Otros, muy a su estilo, hacen decretos y leyes para
hacerse de fondos, como ocurrió hace no muchos años en un pequeño municipio del
norte de Jalisco:
Resulta que el alcalde de ese lugar, leyó en un
periódico -que por cosas del destino le cayó en las manos-, unas declaraciones
del titular de la Secretaría de Agricultura, Ganadería y Desarrollo rural en el
distrito de Colotlán. El funcionario comentaba la necesidad de concientizar a
los criadores de burros, de acabar con ese tipo de animales, para darle lugar a
los becerros. Abundaba en sus declaraciones asegurando que los becerros dejan
mejores utilidades.
Al alcalde se le prendió su velita en la cabeza, y
para pronto emitió un decreto en el que prohibió la circulación de burros en su
municipio. Los vecinos fueron a reclamarle sobre esta disposición, ya que la
mayoría eran gente humilde y usaban a los burros como su medio de transporte.
-“Tamos d’acuerdo en que quera modernizar el
pueblo, pero tome en cuenta que nosotros no tenemos ni becicletas, ni trocas
pa’ ir a los potreros. Los burros son como nosotros, bien humildes, no tenemos
agostaderos para criar nuestros animales, y han sobrevivido tomando agua en las
orillas del río o en los charcos de los callejones, triscando zacate, yerbitas
y lo que se encuentran”.
El presidente desoyó la petición, y como todos en
el municipio seguían circulando en sus burritos, decidió decomisarlos y
meterlos al mostrenco. Los policías del poblado se dedicaron a arrear jumentos.
Ya cuando llevaba unos cuarenta y cinco, los mandó a las empacadoras de
Fresnillo y Jerez. Pero, como se había gastado dinero en su manutención en el
mostrenco y en el transporte, se quedó con lo que le pagaron por ellos.
Por si fuera poco, el alcalde escogió una burrita
muy bonita de entre las decomisadas y la dejó para él. La herró con el fierro
del ayuntamiento sobre la marca que ya tenía el animal y la usaba “para los
mandados aquí nomás cerquitas”.
-“Oiga, po’s si está prohibido que andemos en
burro, ¿por qué usté sí puede andar en burra y lo que es más, en burra ajena?”
-“¡Ah!, es que hay una gran deferencia: ¡yo soy la
autoridá! Las leyes las hago yo y las aplico a mi saber. En la ley dice que
“todos los ceudadanos tienen prohibido andar en burro”, pero no dice nada del
presidente que no es un ceudadano como todos los demás”.
A pesar del descontento de los habitantes de ese
municipio, el decomiso y venta de burros por parte de la autoridad siguió,
hasta que se acabaron. Entonces, el alcalde encargó a sus policías acudir a un
municipio vecino, cosa que hicieron y ahí se apropiaron de buena cantidad de borricos.

§ **SECCIÓN DE DATOS**

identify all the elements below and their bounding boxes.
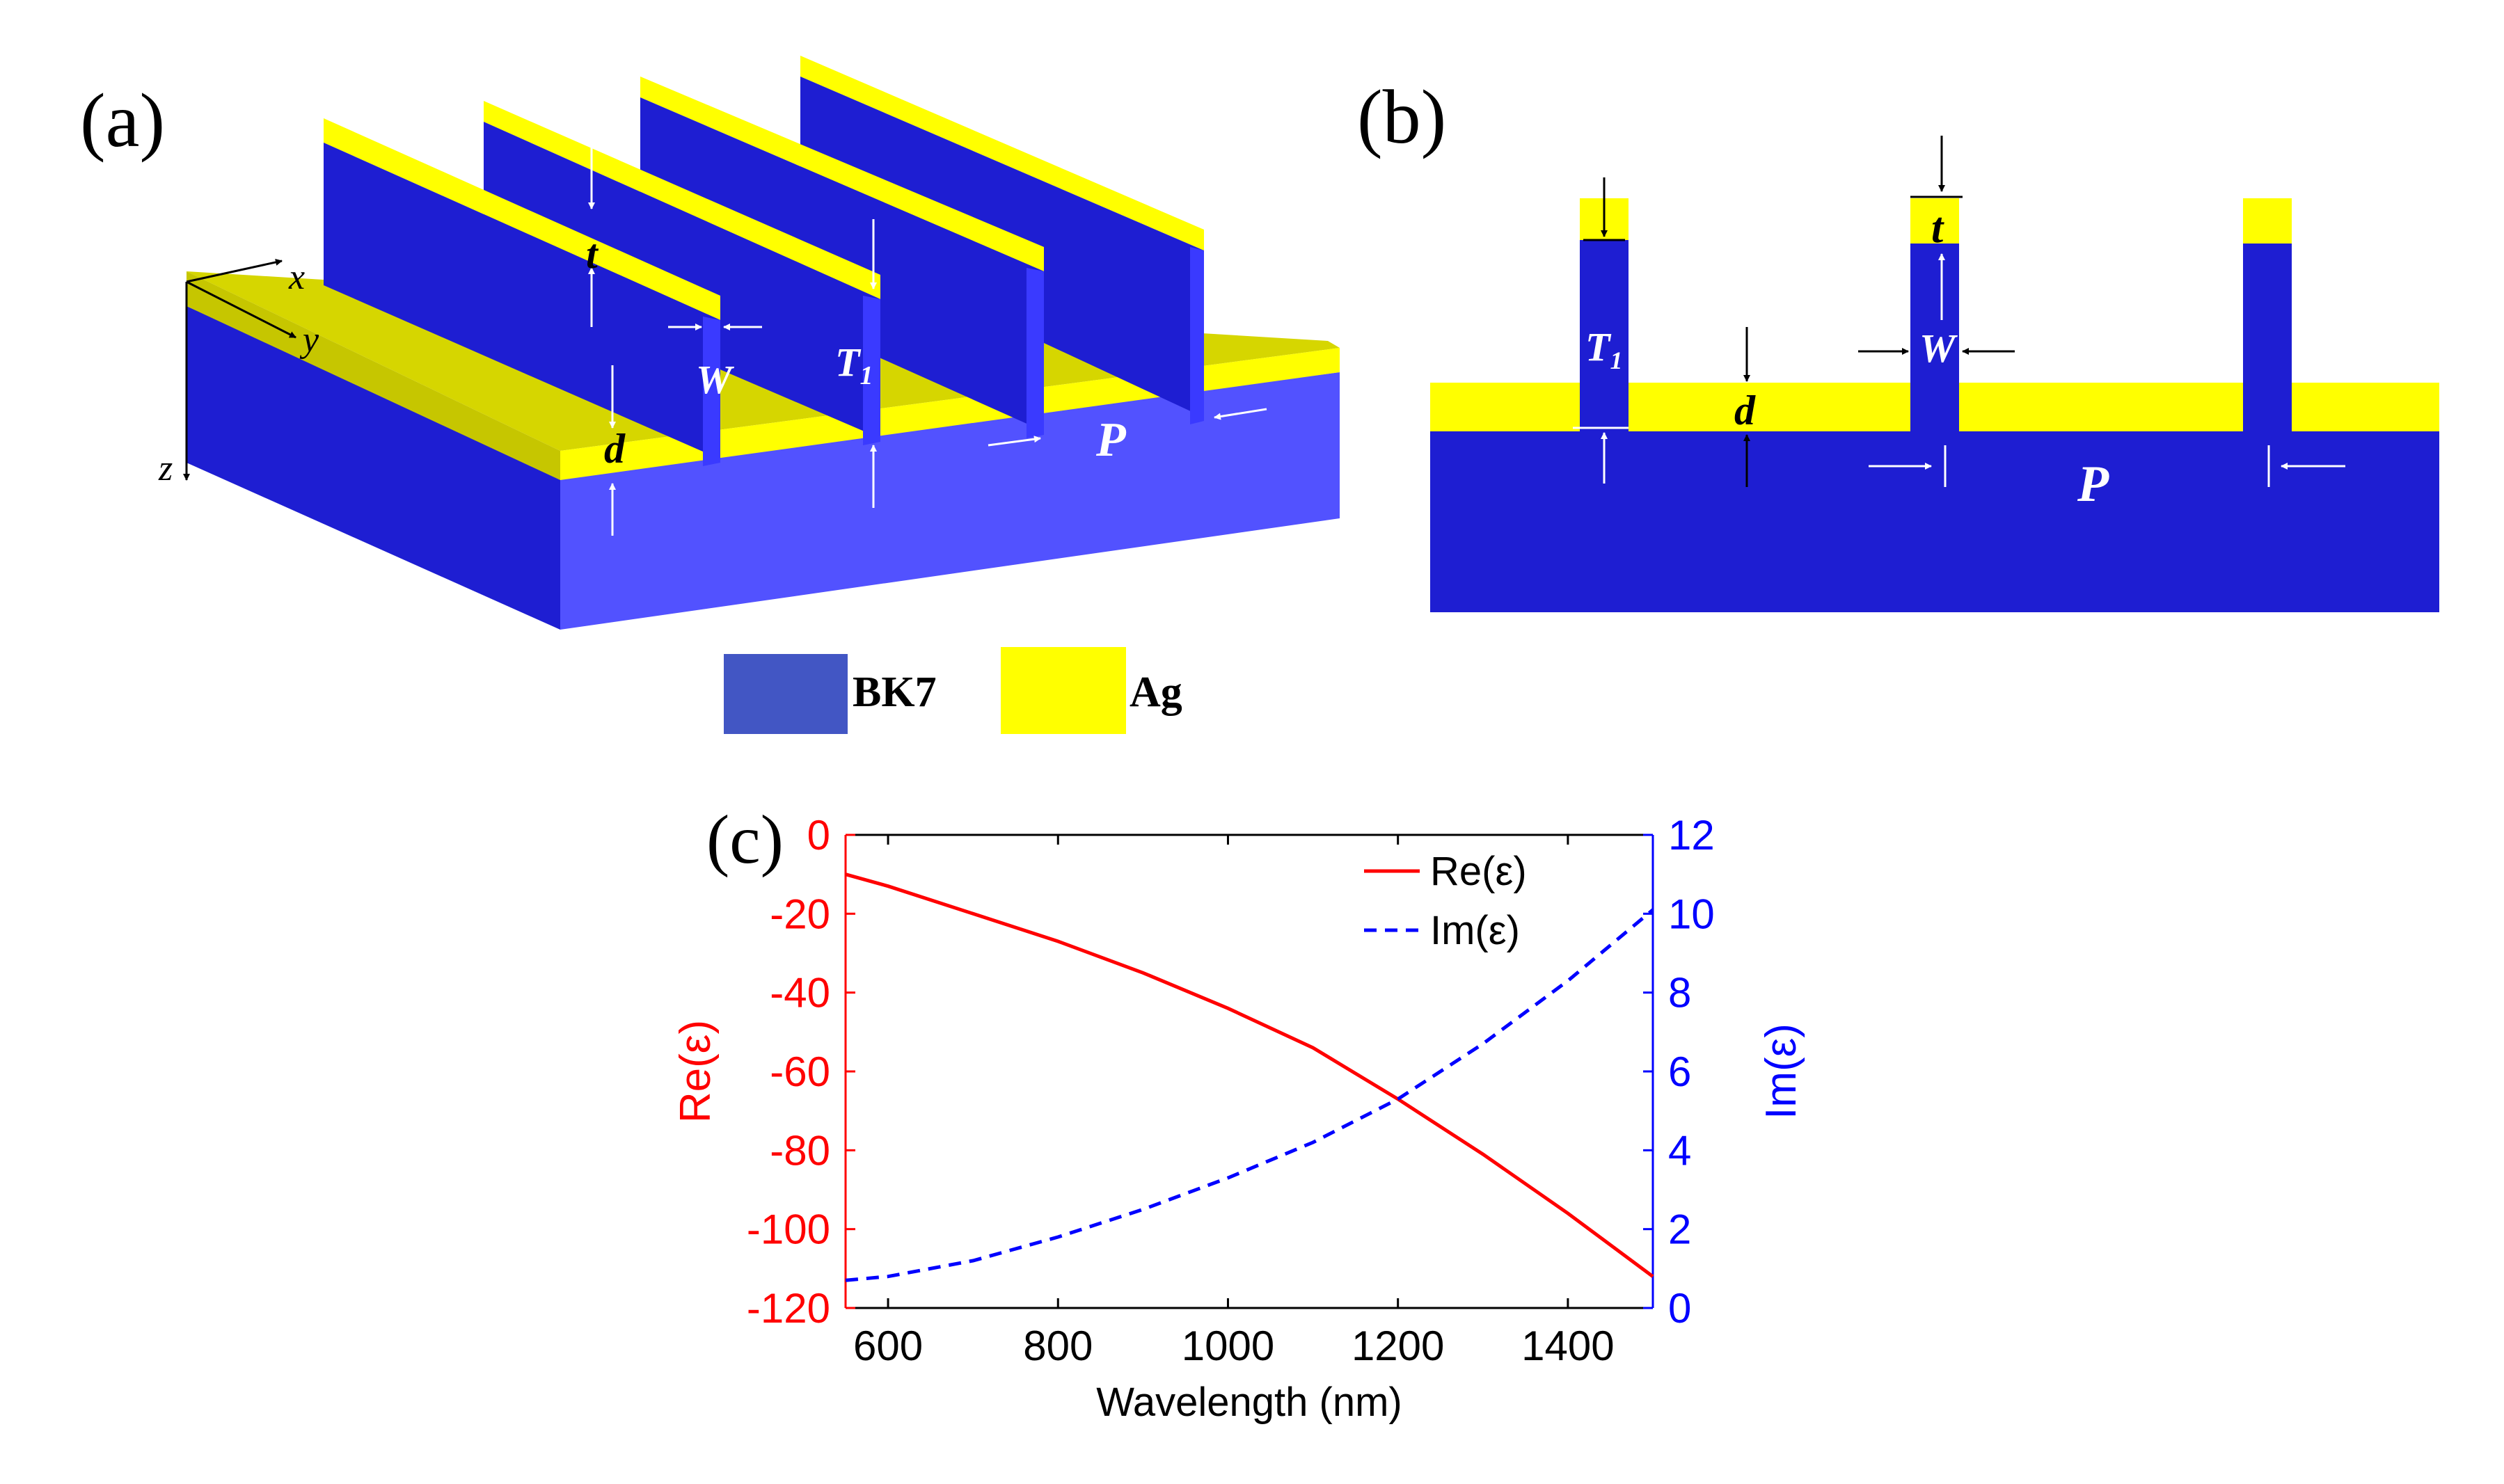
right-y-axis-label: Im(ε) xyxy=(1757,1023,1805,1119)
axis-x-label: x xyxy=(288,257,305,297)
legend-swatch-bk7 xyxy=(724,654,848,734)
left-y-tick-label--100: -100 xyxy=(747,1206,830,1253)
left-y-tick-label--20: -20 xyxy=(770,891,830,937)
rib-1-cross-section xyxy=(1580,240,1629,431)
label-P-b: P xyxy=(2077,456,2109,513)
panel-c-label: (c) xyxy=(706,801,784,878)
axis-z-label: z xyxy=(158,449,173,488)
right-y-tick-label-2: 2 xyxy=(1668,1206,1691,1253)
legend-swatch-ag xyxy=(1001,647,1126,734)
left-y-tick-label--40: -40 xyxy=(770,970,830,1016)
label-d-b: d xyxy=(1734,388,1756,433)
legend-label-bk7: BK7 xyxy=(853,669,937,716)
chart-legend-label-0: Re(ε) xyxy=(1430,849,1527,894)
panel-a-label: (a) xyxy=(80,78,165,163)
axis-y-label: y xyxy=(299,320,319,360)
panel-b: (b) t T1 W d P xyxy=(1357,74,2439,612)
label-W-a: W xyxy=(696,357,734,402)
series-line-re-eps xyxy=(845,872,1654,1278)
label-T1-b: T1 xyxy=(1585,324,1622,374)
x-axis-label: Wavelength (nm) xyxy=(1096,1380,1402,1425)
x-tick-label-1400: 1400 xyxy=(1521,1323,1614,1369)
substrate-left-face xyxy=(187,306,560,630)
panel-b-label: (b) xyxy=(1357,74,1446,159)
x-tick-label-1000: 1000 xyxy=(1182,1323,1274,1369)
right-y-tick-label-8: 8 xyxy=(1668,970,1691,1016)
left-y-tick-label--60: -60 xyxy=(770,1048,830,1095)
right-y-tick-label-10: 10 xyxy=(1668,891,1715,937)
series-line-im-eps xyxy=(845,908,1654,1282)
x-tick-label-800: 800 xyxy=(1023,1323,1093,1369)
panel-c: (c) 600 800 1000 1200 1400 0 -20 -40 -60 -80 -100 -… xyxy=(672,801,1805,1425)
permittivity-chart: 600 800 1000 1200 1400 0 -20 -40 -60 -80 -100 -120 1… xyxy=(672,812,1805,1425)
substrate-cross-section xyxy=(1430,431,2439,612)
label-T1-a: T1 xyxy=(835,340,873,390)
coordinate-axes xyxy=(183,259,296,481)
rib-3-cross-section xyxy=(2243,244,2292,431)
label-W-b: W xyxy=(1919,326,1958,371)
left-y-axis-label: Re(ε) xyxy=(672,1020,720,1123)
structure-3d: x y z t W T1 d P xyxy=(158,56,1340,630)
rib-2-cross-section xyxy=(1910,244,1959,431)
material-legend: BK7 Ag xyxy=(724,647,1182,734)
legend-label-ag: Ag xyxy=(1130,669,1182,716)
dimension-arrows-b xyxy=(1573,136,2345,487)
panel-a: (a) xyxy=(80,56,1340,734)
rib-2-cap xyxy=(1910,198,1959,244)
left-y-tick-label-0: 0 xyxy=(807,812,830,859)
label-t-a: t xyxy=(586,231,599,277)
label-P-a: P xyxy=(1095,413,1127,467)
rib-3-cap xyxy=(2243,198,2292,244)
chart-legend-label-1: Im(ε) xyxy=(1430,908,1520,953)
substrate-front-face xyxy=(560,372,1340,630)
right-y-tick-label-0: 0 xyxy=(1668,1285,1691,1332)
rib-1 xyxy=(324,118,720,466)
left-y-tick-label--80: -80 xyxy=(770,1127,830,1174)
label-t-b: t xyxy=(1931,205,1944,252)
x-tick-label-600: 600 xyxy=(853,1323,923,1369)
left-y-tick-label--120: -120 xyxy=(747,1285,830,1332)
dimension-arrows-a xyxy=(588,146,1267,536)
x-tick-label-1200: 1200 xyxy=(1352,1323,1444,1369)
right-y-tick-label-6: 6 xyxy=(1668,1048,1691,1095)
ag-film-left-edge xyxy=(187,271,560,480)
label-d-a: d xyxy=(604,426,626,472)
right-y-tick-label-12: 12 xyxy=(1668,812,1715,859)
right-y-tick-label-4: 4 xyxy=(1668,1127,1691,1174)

§ **QUÉ HACER**
[1] Copia el fragmento del relato del alcalde y los burros que empieza en "Al alcalde se" y termina en "a arrear jumentos.", pero sustituye "decreto" por "bando".
[2] Según el relato del alcalde y los burros, ¿a las empacadoras de qué lugares mandó el alcalde los burros decomisados?
[3] Continúa el relato del alcalde y los burros a partir de su última oración.
Las entradas no se necesitan para nada de lo que se pide.

§ **RESPUESTAS EN ORDEN**
[1]
Al alcalde se le prendió su velita en la cabeza, y
para pronto emitió un bando en el que prohibió la circulación de burros en su
municipio. Los vecinos fueron a reclamarle sobre esta disposición, ya que la
mayoría eran gente humilde y usaban a los burros como su medio de transporte.
-“Tamos d’acuerdo en que quera modernizar el
pueblo, pero tome en cuenta que nosotros no tenemos ni becicletas, ni trocas
pa’ ir a los potreros. Los burros son como nosotros, bien humildes, no tenemos
agostaderos para criar nuestros animales, y han sobrevivido tomando agua en las
orillas del río o en los charcos de los callejones, triscando zacate, yerbitas
y lo que se encuentran”.
El presidente desoyó la petición, y como todos en
el municipio seguían circulando en sus burritos, decidió decomisarlos y
meterlos al mostrenco. Los policías del poblado se dedicaron a arrear jumentos.

[2] A las empacadoras de Fresnillo y Jerez.

[3]
Pero los dueños de estos animales no agacharon las
orejas, les pelaron los machetes, les dijeron de cosas de su mamá y de pilón se
fueron al ministerio público y denunciaron penalmente al alcalde y sus
secuaces.
-“Los burros
vendidos fueron arreados, por órdenes del presidente municipal y por personal
subalterno a su cargo, sin derecho ni razón y como lo hemos manifestado, el
dinero obtenido por la venta ilegal de burros, no ha sido –al menos- reportado
a la tesorería ni se ha informado al cabildo al respecto”.
Cabe decir que los inconformes no recibieron de
vuelta sus burros, ni el dinero de la venta, y su denuncia siguió el curso que
siguen casi todas las denuncias…
DON ZEFERINO Y EL CIPRÉS
Hace
tiempo narraba la historia de don Zeferino el leproso, dueño de la tienda “El
Ciprés”, que estaba en la esquina suroeste de las calles Rosales y El Ciprés.
Zeferino se cubría con un paño blanco, ya que por la lepra le faltaban partes
de los labios y se le podía ver la mandíbula superior del lado derecho. Era un
charro consumado y siempre vestía de negro, trayendo al hombro (según costumbre
de la época) costosos sarapes de vistosos colores. Cuando andaba tomando le
gustaba compartir su botella con los clientes. Era de mucha fama el judas que
ponía con su dinero los sábados de gloria frente a su tienda.
Desde
muy en la madrugada comenzaba el relajo, pues contrataba la música de viento
que dirigía el famoso “Pancho María” Carlos de Susticacán. (Un antecedente real
del actual tamborazo).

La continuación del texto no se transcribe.